— Begin Task data —

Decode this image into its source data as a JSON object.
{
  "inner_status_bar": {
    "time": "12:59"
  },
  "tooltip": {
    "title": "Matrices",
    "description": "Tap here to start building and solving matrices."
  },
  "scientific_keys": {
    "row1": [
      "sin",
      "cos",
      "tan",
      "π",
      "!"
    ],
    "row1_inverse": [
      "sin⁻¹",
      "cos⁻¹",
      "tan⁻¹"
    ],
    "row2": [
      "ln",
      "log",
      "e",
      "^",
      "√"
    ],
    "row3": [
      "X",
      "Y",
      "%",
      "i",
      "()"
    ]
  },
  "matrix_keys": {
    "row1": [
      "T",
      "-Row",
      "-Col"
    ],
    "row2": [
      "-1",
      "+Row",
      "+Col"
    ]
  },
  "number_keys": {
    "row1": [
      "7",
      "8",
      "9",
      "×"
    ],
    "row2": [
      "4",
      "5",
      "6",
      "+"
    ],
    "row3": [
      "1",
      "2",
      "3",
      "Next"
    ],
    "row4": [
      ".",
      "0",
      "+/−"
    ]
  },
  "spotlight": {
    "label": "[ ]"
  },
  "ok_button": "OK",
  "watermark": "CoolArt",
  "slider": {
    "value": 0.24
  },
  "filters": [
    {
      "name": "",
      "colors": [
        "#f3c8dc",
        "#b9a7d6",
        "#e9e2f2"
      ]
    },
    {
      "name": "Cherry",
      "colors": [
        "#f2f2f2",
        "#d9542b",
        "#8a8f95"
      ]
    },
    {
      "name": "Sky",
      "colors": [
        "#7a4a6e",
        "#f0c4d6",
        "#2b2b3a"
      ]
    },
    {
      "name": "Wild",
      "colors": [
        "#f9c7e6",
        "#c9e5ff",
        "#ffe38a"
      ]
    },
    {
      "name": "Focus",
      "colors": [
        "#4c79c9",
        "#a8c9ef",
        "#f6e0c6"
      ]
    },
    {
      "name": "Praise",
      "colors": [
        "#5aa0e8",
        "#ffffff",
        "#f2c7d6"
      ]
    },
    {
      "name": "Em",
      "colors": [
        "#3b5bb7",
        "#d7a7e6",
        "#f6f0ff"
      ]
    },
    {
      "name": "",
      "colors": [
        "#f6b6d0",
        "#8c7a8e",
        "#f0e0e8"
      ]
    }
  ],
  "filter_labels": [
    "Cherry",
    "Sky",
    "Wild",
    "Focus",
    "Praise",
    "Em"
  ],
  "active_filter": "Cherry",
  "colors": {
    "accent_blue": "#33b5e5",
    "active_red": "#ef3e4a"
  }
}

— End Task data —

Stated exercise -> Look over the material above and show each line where "name" appears.

Response ->
      "name": "",
      "name": "Cherry",
      "name": "Sky",
      "name": "Wild",
      "name": "Focus",
      "name": "Praise",
      "name": "Em",
      "name": "",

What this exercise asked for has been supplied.